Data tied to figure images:
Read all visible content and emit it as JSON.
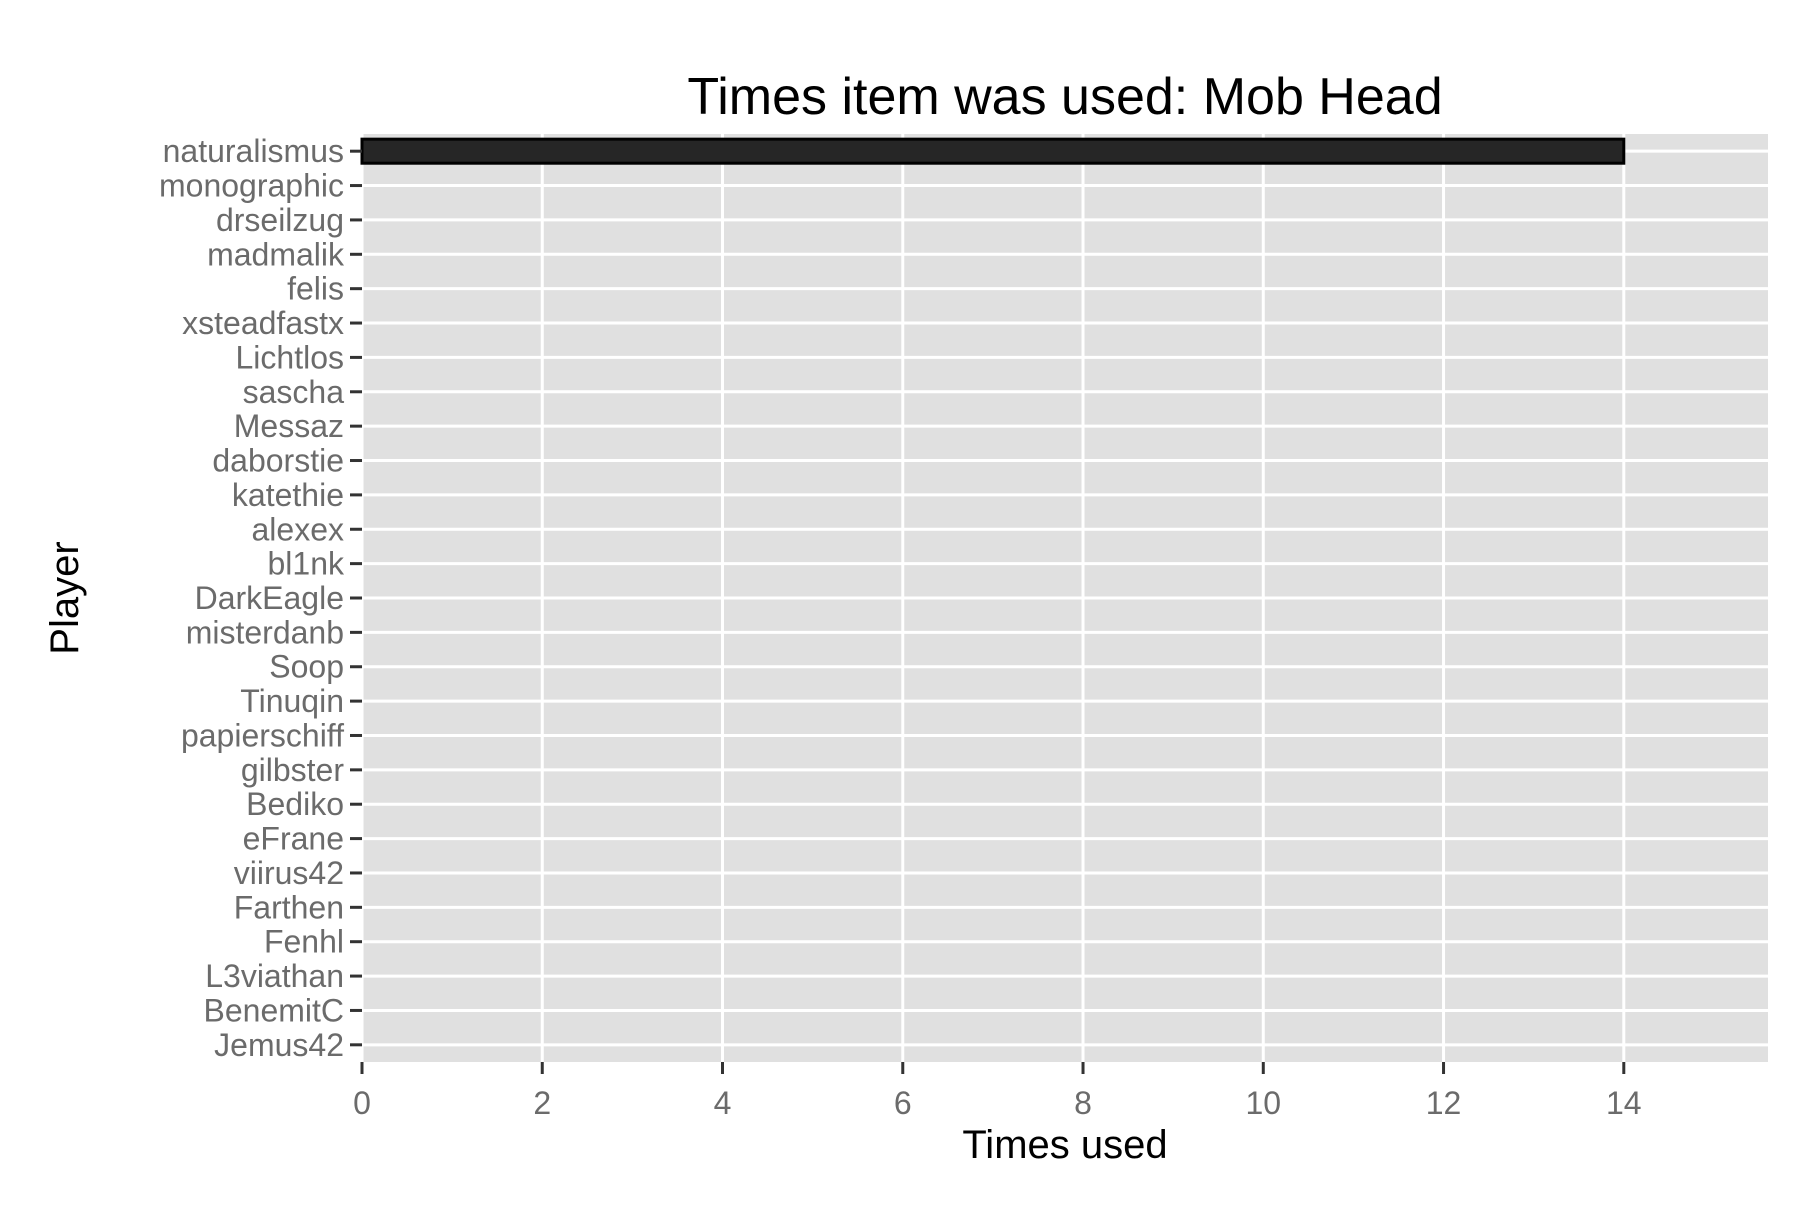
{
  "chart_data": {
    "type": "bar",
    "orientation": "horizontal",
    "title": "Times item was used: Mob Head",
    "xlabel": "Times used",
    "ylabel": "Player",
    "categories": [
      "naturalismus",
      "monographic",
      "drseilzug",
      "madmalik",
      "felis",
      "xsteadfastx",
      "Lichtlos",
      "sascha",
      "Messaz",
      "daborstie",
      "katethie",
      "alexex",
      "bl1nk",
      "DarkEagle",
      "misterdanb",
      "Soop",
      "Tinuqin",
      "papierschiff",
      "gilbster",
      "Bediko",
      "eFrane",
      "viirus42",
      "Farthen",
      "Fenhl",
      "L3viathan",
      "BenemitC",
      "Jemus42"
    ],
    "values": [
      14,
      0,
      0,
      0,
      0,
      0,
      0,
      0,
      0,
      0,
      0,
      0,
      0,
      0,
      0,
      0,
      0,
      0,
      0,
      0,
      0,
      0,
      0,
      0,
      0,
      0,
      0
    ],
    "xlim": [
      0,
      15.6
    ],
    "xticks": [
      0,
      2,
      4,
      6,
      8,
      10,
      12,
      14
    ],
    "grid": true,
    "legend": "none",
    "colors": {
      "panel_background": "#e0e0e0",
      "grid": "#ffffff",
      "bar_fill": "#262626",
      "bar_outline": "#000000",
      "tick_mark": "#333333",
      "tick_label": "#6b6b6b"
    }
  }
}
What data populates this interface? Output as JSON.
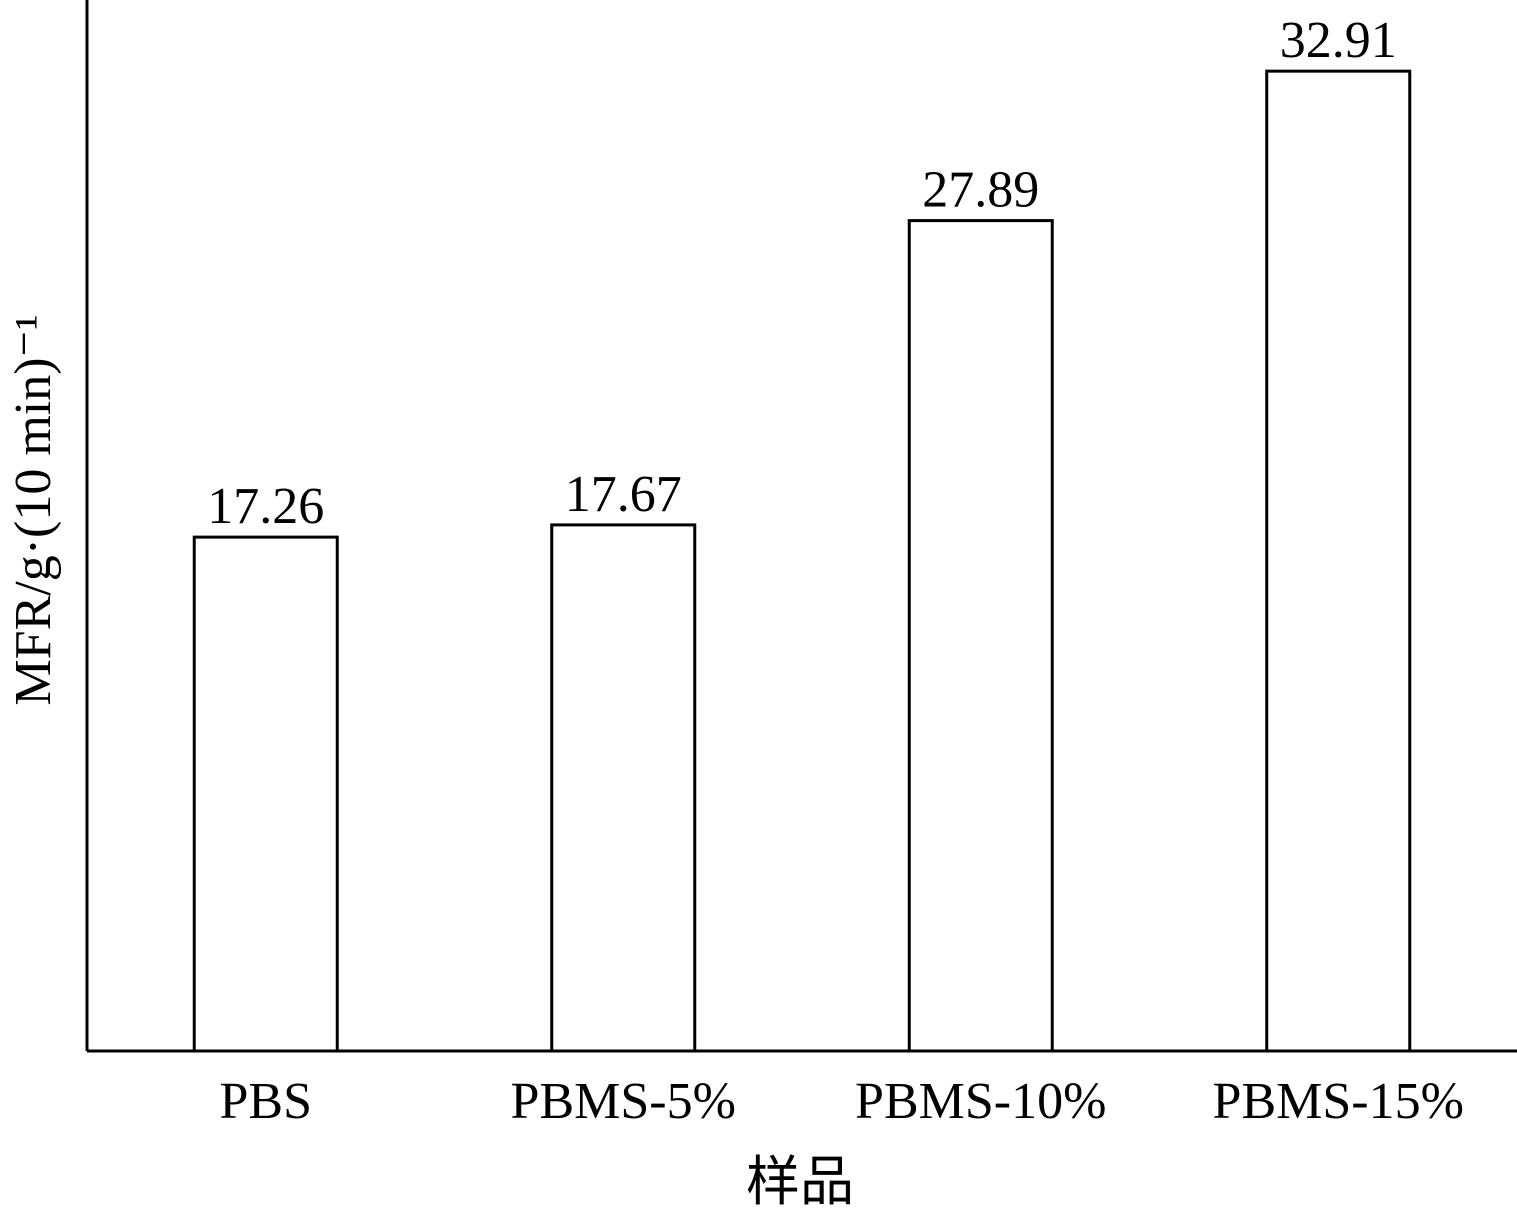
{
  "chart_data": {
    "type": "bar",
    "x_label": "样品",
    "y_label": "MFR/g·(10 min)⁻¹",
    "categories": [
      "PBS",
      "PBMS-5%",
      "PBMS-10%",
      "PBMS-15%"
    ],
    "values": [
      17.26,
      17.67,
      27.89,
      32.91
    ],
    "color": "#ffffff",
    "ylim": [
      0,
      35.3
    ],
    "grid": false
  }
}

§ Given problem: Leave the pictures out and output the rest of the listing exactly.

§ Answer in full:
Read all visible content and emit it as JSON.
{
  "chart_data": {
    "type": "bar",
    "orientation": "horizontal",
    "title": "Times item was used: Mob Head",
    "xlabel": "Times used",
    "ylabel": "Player",
    "categories": [
      "naturalismus",
      "monographic",
      "drseilzug",
      "madmalik",
      "felis",
      "xsteadfastx",
      "Lichtlos",
      "sascha",
      "Messaz",
      "daborstie",
      "katethie",
      "alexex",
      "bl1nk",
      "DarkEagle",
      "misterdanb",
      "Soop",
      "Tinuqin",
      "papierschiff",
      "gilbster",
      "Bediko",
      "eFrane",
      "viirus42",
      "Farthen",
      "Fenhl",
      "L3viathan",
      "BenemitC",
      "Jemus42"
    ],
    "values": [
      14,
      0,
      0,
      0,
      0,
      0,
      0,
      0,
      0,
      0,
      0,
      0,
      0,
      0,
      0,
      0,
      0,
      0,
      0,
      0,
      0,
      0,
      0,
      0,
      0,
      0,
      0
    ],
    "xlim": [
      0,
      15.6
    ],
    "xticks": [
      0,
      2,
      4,
      6,
      8,
      10,
      12,
      14
    ],
    "grid": true,
    "legend": "none",
    "colors": {
      "panel_background": "#e0e0e0",
      "grid": "#ffffff",
      "bar_fill": "#262626",
      "bar_outline": "#000000",
      "tick_mark": "#333333",
      "tick_label": "#6b6b6b"
    }
  }
}
What data populates this interface? Output as JSON.
{
  "chart_data": {
    "type": "bar",
    "x_label": "样品",
    "y_label": "MFR/g·(10 min)⁻¹",
    "categories": [
      "PBS",
      "PBMS-5%",
      "PBMS-10%",
      "PBMS-15%"
    ],
    "values": [
      17.26,
      17.67,
      27.89,
      32.91
    ],
    "color": "#ffffff",
    "ylim": [
      0,
      35.3
    ],
    "grid": false
  }
}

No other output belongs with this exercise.